:: What you need to do ::
Take the data below and repeat it exactly.
Start of Material supplied
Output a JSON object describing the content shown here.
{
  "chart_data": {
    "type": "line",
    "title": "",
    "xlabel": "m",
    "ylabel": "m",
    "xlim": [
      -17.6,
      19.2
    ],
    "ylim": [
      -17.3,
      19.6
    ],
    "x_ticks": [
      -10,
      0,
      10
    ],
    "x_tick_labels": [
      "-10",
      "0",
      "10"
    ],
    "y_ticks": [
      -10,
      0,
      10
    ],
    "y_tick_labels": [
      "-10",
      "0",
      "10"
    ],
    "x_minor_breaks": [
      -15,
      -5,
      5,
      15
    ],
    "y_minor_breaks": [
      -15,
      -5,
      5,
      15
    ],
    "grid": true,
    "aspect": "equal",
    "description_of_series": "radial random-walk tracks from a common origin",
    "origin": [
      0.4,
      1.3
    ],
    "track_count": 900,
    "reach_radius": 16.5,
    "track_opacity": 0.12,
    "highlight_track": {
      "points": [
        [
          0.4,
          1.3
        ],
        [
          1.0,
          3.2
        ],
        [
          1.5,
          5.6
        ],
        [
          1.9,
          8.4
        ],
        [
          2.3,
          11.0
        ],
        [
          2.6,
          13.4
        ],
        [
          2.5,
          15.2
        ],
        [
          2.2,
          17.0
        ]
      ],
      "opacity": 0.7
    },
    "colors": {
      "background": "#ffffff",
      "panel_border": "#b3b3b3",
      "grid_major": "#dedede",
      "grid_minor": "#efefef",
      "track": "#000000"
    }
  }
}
End of Material supplied
:: Task result ::
Output a JSON object describing the content shown here.
{
  "chart_data": {
    "type": "line",
    "title": "",
    "xlabel": "m",
    "ylabel": "m",
    "xlim": [
      -17.6,
      19.2
    ],
    "ylim": [
      -17.3,
      19.6
    ],
    "x_ticks": [
      -10,
      0,
      10
    ],
    "x_tick_labels": [
      "-10",
      "0",
      "10"
    ],
    "y_ticks": [
      -10,
      0,
      10
    ],
    "y_tick_labels": [
      "-10",
      "0",
      "10"
    ],
    "x_minor_breaks": [
      -15,
      -5,
      5,
      15
    ],
    "y_minor_breaks": [
      -15,
      -5,
      5,
      15
    ],
    "grid": true,
    "aspect": "equal",
    "description_of_series": "radial random-walk tracks from a common origin",
    "origin": [
      0.4,
      1.3
    ],
    "track_count": 900,
    "reach_radius": 16.5,
    "track_opacity": 0.12,
    "highlight_track": {
      "points": [
        [
          0.4,
          1.3
        ],
        [
          1.0,
          3.2
        ],
        [
          1.5,
          5.6
        ],
        [
          1.9,
          8.4
        ],
        [
          2.3,
          11.0
        ],
        [
          2.6,
          13.4
        ],
        [
          2.5,
          15.2
        ],
        [
          2.2,
          17.0
        ]
      ],
      "opacity": 0.7
    },
    "colors": {
      "background": "#ffffff",
      "panel_border": "#b3b3b3",
      "grid_major": "#dedede",
      "grid_minor": "#efefef",
      "track": "#000000"
    }
  }
}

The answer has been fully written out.